++++ Record excerpts

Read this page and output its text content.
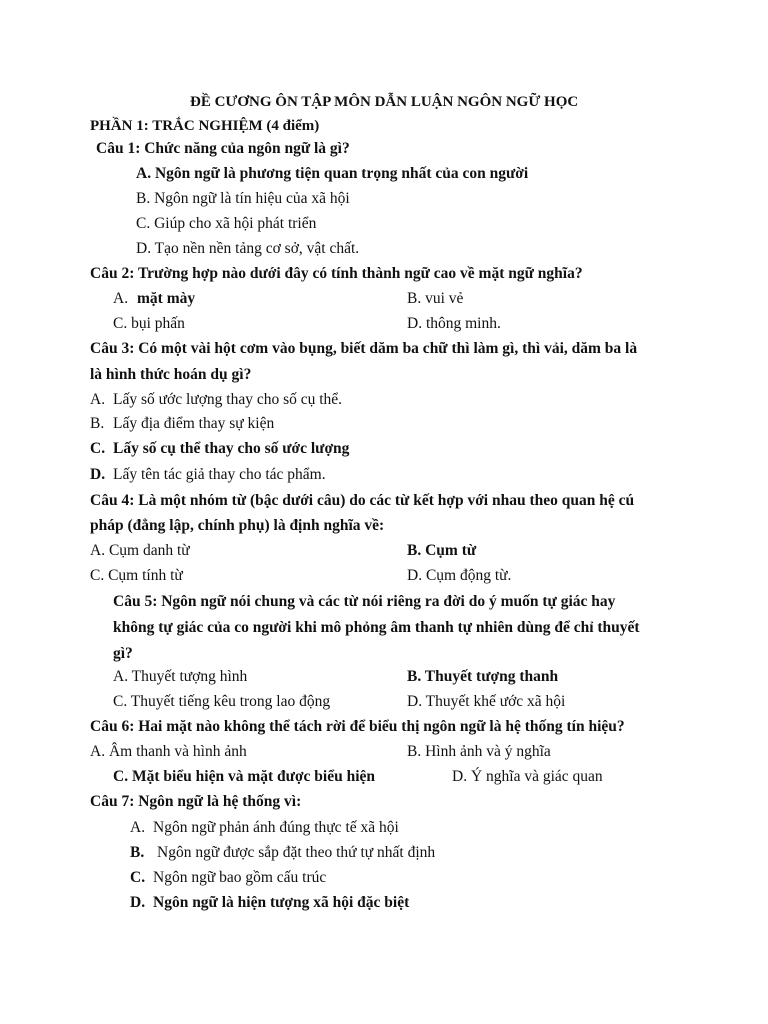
ĐỀ CƯƠNG ÔN TẬP MÔN DẪN LUẬN NGÔN NGỮ HỌC
PHẦN 1: TRẮC NGHIỆM (4 điểm)
Câu 1: Chức năng của ngôn ngữ là gì?
A. Ngôn ngữ là phương tiện quan trọng nhất của con người
B. Ngôn ngữ là tín hiệu của xã hội
C. Giúp cho xã hội phát triển
D. Tạo nền nền tảng cơ sở, vật chất.
Câu 2: Trường hợp nào dưới đây có tính thành ngữ cao về mặt ngữ nghĩa?
A. mặt mày	B. vui vẻ
C. bụi phấn	D. thông minh.
Câu 3: Có một vài hột cơm vào bụng, biết dăm ba chữ thì làm gì, thì vải, dăm ba là
là hình thức hoán dụ gì?
A. Lấy số ước lượng thay cho số cụ thể.
B. Lấy địa điểm thay sự kiện
C. Lấy số cụ thể thay cho số ước lượng
D. Lấy tên tác giả thay cho tác phẩm.
Câu 4: Là một nhóm từ (bậc dưới câu) do các từ kết hợp với nhau theo quan hệ cú
pháp (đẳng lập, chính phụ) là định nghĩa về:
A. Cụm danh từ	B. Cụm từ
C. Cụm tính từ	D. Cụm động từ.
Câu 5: Ngôn ngữ nói chung và các từ nói riêng ra đời do ý muốn tự giác hay
không tự giác của co người khi mô phỏng âm thanh tự nhiên dùng để chỉ thuyết
gì?
A. Thuyết tượng hình	B. Thuyết tượng thanh
C. Thuyết tiếng kêu trong lao động	D. Thuyết khế ước xã hội
Câu 6: Hai mặt nào không thể tách rời để biểu thị ngôn ngữ là hệ thống tín hiệu?
A. Âm thanh và hình ảnh	B. Hình ảnh và ý nghĩa
C. Mặt biểu hiện và mặt được biểu hiện	D. Ý nghĩa và giác quan
Câu 7: Ngôn ngữ là hệ thống vì:
A. Ngôn ngữ phản ánh đúng thực tế xã hội
B. Ngôn ngữ được sắp đặt theo thứ tự nhất định
C. Ngôn ngữ bao gồm cấu trúc
D. Ngôn ngữ là hiện tượng xã hội đặc biệt
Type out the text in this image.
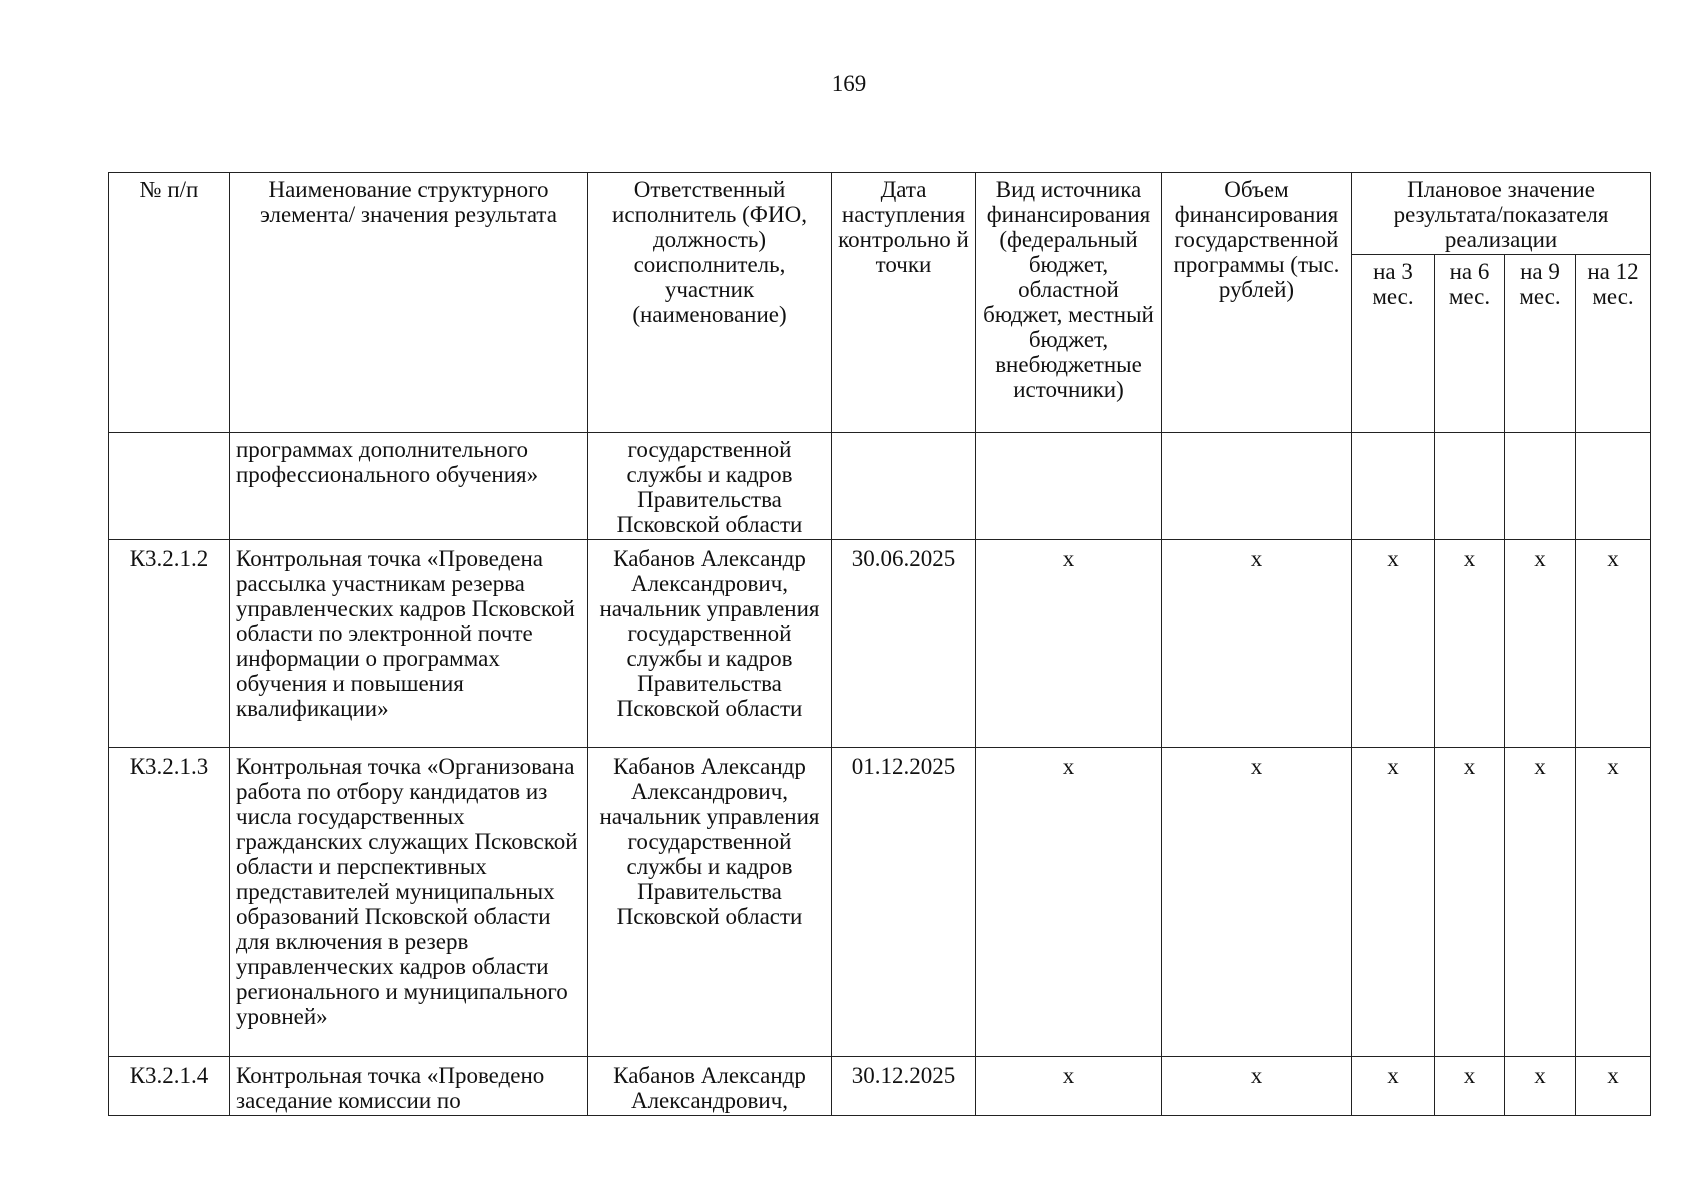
169
№ п/п	Наименование структурного элемента/ значения результата	Ответственный исполнитель (ФИО, должность) соисполнитель, участник (наименование)	Дата наступления контрольно й точки	Вид источника финансирования (федеральный бюджет, областной бюджет, местный бюджет, внебюджетные источники)	Объем финансирования государственной программы (тыс. рублей)	Плановое значение результата/показателя реализации			
						на 3 мес.	на 6 мес.	на 9 мес.	на 12 мес.
	программах дополнительного профессионального обучения»	государственной службы и кадров Правительства Псковской области							
К3.2.1.2	Контрольная точка «Проведена рассылка участникам резерва управленческих кадров Псковской области по электронной почте информации о программах обучения и повышения квалификации»	Кабанов Александр Александрович, начальник управления государственной службы и кадров Правительства Псковской области	30.06.2025	х	х	х	х	х	х
К3.2.1.3	Контрольная точка «Организована работа по отбору кандидатов из числа государственных гражданских служащих Псковской области и перспективных представителей муниципальных образований Псковской области для включения в резерв управленческих кадров области регионального и муниципального уровней»	Кабанов Александр Александрович, начальник управления государственной службы и кадров Правительства Псковской области	01.12.2025	х	х	х	х	х	х
К3.2.1.4	Контрольная точка «Проведено заседание комиссии по	Кабанов Александр Александрович,	30.12.2025	х	х	х	х	х	х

++++++++

• Task statement:
Print out the lines exactly, skipping any picture.

• Answer to the task:
Read this page and output its text content.
ĐỀ CƯƠNG ÔN TẬP MÔN DẪN LUẬN NGÔN NGỮ HỌC
PHẦN 1: TRẮC NGHIỆM (4 điểm)
Câu 1: Chức năng của ngôn ngữ là gì?
A. Ngôn ngữ là phương tiện quan trọng nhất của con người
B. Ngôn ngữ là tín hiệu của xã hội
C. Giúp cho xã hội phát triển
D. Tạo nền nền tảng cơ sở, vật chất.
Câu 2: Trường hợp nào dưới đây có tính thành ngữ cao về mặt ngữ nghĩa?
A. mặt mày	B. vui vẻ
C. bụi phấn	D. thông minh.
Câu 3: Có một vài hột cơm vào bụng, biết dăm ba chữ thì làm gì, thì vải, dăm ba là
là hình thức hoán dụ gì?
A. Lấy số ước lượng thay cho số cụ thể.
B. Lấy địa điểm thay sự kiện
C. Lấy số cụ thể thay cho số ước lượng
D. Lấy tên tác giả thay cho tác phẩm.
Câu 4: Là một nhóm từ (bậc dưới câu) do các từ kết hợp với nhau theo quan hệ cú
pháp (đẳng lập, chính phụ) là định nghĩa về:
A. Cụm danh từ	B. Cụm từ
C. Cụm tính từ	D. Cụm động từ.
Câu 5: Ngôn ngữ nói chung và các từ nói riêng ra đời do ý muốn tự giác hay
không tự giác của co người khi mô phỏng âm thanh tự nhiên dùng để chỉ thuyết
gì?
A. Thuyết tượng hình	B. Thuyết tượng thanh
C. Thuyết tiếng kêu trong lao động	D. Thuyết khế ước xã hội
Câu 6: Hai mặt nào không thể tách rời để biểu thị ngôn ngữ là hệ thống tín hiệu?
A. Âm thanh và hình ảnh	B. Hình ảnh và ý nghĩa
C. Mặt biểu hiện và mặt được biểu hiện	D. Ý nghĩa và giác quan
Câu 7: Ngôn ngữ là hệ thống vì:
A. Ngôn ngữ phản ánh đúng thực tế xã hội
B. Ngôn ngữ được sắp đặt theo thứ tự nhất định
C. Ngôn ngữ bao gồm cấu trúc
D. Ngôn ngữ là hiện tượng xã hội đặc biệt
Type out the text in this image.
169
№ п/п	Наименование структурного элемента/ значения результата	Ответственный исполнитель (ФИО, должность) соисполнитель, участник (наименование)	Дата наступления контрольно й точки	Вид источника финансирования (федеральный бюджет, областной бюджет, местный бюджет, внебюджетные источники)	Объем финансирования государственной программы (тыс. рублей)	Плановое значение результата/показателя реализации			
						на 3 мес.	на 6 мес.	на 9 мес.	на 12 мес.
	программах дополнительного профессионального обучения»	государственной службы и кадров Правительства Псковской области							
К3.2.1.2	Контрольная точка «Проведена рассылка участникам резерва управленческих кадров Псковской области по электронной почте информации о программах обучения и повышения квалификации»	Кабанов Александр Александрович, начальник управления государственной службы и кадров Правительства Псковской области	30.06.2025	х	х	х	х	х	х
К3.2.1.3	Контрольная точка «Организована работа по отбору кандидатов из числа государственных гражданских служащих Псковской области и перспективных представителей муниципальных образований Псковской области для включения в резерв управленческих кадров области регионального и муниципального уровней»	Кабанов Александр Александрович, начальник управления государственной службы и кадров Правительства Псковской области	01.12.2025	х	х	х	х	х	х
К3.2.1.4	Контрольная точка «Проведено заседание комиссии по	Кабанов Александр Александрович,	30.12.2025	х	х	х	х	х	х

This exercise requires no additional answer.